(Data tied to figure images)
┄┄┄┄┄┄┄┄┄┄┄┄┄┄┄┄┄┄┄┄
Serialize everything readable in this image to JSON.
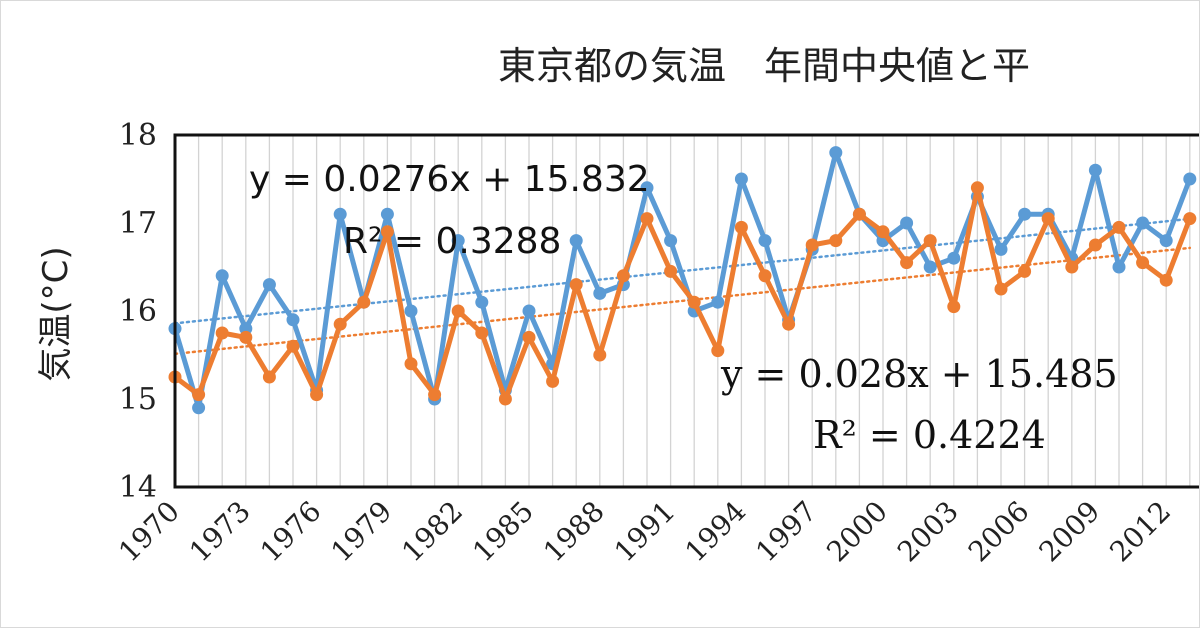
{
  "chart_data": {
    "type": "line",
    "title": "東京都の気温　年間中央値と平",
    "ylabel": "気温(°C)",
    "ylim": [
      14,
      18
    ],
    "yticks": [
      "14",
      "15",
      "16",
      "17",
      "18"
    ],
    "x": [
      1970,
      1971,
      1972,
      1973,
      1974,
      1975,
      1976,
      1977,
      1978,
      1979,
      1980,
      1981,
      1982,
      1983,
      1984,
      1985,
      1986,
      1987,
      1988,
      1989,
      1990,
      1991,
      1992,
      1993,
      1994,
      1995,
      1996,
      1997,
      1998,
      1999,
      2000,
      2001,
      2002,
      2003,
      2004,
      2005,
      2006,
      2007,
      2008,
      2009,
      2010,
      2011,
      2012,
      2013
    ],
    "xticks": [
      "1970",
      "1973",
      "1976",
      "1979",
      "1982",
      "1985",
      "1988",
      "1991",
      "1994",
      "1997",
      "2000",
      "2003",
      "2006",
      "2009",
      "2012"
    ],
    "grid": "vertical",
    "series": [
      {
        "color": "#5b9bd5",
        "values": [
          15.8,
          14.9,
          16.4,
          15.8,
          16.3,
          15.9,
          15.1,
          17.1,
          16.1,
          17.1,
          16.0,
          15.0,
          16.8,
          16.1,
          15.1,
          16.0,
          15.4,
          16.8,
          16.2,
          16.3,
          17.4,
          16.8,
          16.0,
          16.1,
          17.5,
          16.8,
          15.9,
          16.7,
          17.8,
          17.1,
          16.8,
          17.0,
          16.5,
          16.6,
          17.3,
          16.7,
          17.1,
          17.1,
          16.6,
          17.6,
          16.5,
          17.0,
          16.8,
          17.5
        ],
        "trend_equation": "y = 0.0276x + 15.832",
        "trend_r2": "R² = 0.3288",
        "trend_start": 15.86,
        "trend_slope": 0.0276
      },
      {
        "color": "#ed7d31",
        "values": [
          15.25,
          15.05,
          15.75,
          15.7,
          15.25,
          15.6,
          15.05,
          15.85,
          16.1,
          16.9,
          15.4,
          15.05,
          16.0,
          15.75,
          15.0,
          15.7,
          15.2,
          16.3,
          15.5,
          16.4,
          17.05,
          16.45,
          16.1,
          15.55,
          16.95,
          16.4,
          15.85,
          16.75,
          16.8,
          17.1,
          16.9,
          16.55,
          16.8,
          16.05,
          17.4,
          16.25,
          16.45,
          17.05,
          16.5,
          16.75,
          16.95,
          16.55,
          16.35,
          17.05
        ],
        "trend_equation": "y = 0.028x + 15.485",
        "trend_r2": "R² = 0.4224",
        "trend_start": 15.513,
        "trend_slope": 0.028
      }
    ]
  }
}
┄┄┄┄┄┄┄┄┄┄┄┄┄┄┄┄┄┄┄┄
Short exercise →
Write out each line of the data exactly; the images should be left out.

Answer to the exercise →
Serialize everything readable in this image to JSON.
{
  "chart_data": {
    "type": "line",
    "title": "東京都の気温　年間中央値と平",
    "ylabel": "気温(°C)",
    "ylim": [
      14,
      18
    ],
    "yticks": [
      "14",
      "15",
      "16",
      "17",
      "18"
    ],
    "x": [
      1970,
      1971,
      1972,
      1973,
      1974,
      1975,
      1976,
      1977,
      1978,
      1979,
      1980,
      1981,
      1982,
      1983,
      1984,
      1985,
      1986,
      1987,
      1988,
      1989,
      1990,
      1991,
      1992,
      1993,
      1994,
      1995,
      1996,
      1997,
      1998,
      1999,
      2000,
      2001,
      2002,
      2003,
      2004,
      2005,
      2006,
      2007,
      2008,
      2009,
      2010,
      2011,
      2012,
      2013
    ],
    "xticks": [
      "1970",
      "1973",
      "1976",
      "1979",
      "1982",
      "1985",
      "1988",
      "1991",
      "1994",
      "1997",
      "2000",
      "2003",
      "2006",
      "2009",
      "2012"
    ],
    "grid": "vertical",
    "series": [
      {
        "color": "#5b9bd5",
        "values": [
          15.8,
          14.9,
          16.4,
          15.8,
          16.3,
          15.9,
          15.1,
          17.1,
          16.1,
          17.1,
          16.0,
          15.0,
          16.8,
          16.1,
          15.1,
          16.0,
          15.4,
          16.8,
          16.2,
          16.3,
          17.4,
          16.8,
          16.0,
          16.1,
          17.5,
          16.8,
          15.9,
          16.7,
          17.8,
          17.1,
          16.8,
          17.0,
          16.5,
          16.6,
          17.3,
          16.7,
          17.1,
          17.1,
          16.6,
          17.6,
          16.5,
          17.0,
          16.8,
          17.5
        ],
        "trend_equation": "y = 0.0276x + 15.832",
        "trend_r2": "R² = 0.3288",
        "trend_start": 15.86,
        "trend_slope": 0.0276
      },
      {
        "color": "#ed7d31",
        "values": [
          15.25,
          15.05,
          15.75,
          15.7,
          15.25,
          15.6,
          15.05,
          15.85,
          16.1,
          16.9,
          15.4,
          15.05,
          16.0,
          15.75,
          15.0,
          15.7,
          15.2,
          16.3,
          15.5,
          16.4,
          17.05,
          16.45,
          16.1,
          15.55,
          16.95,
          16.4,
          15.85,
          16.75,
          16.8,
          17.1,
          16.9,
          16.55,
          16.8,
          16.05,
          17.4,
          16.25,
          16.45,
          17.05,
          16.5,
          16.75,
          16.95,
          16.55,
          16.35,
          17.05
        ],
        "trend_equation": "y = 0.028x + 15.485",
        "trend_r2": "R² = 0.4224",
        "trend_start": 15.513,
        "trend_slope": 0.028
      }
    ]
  }
}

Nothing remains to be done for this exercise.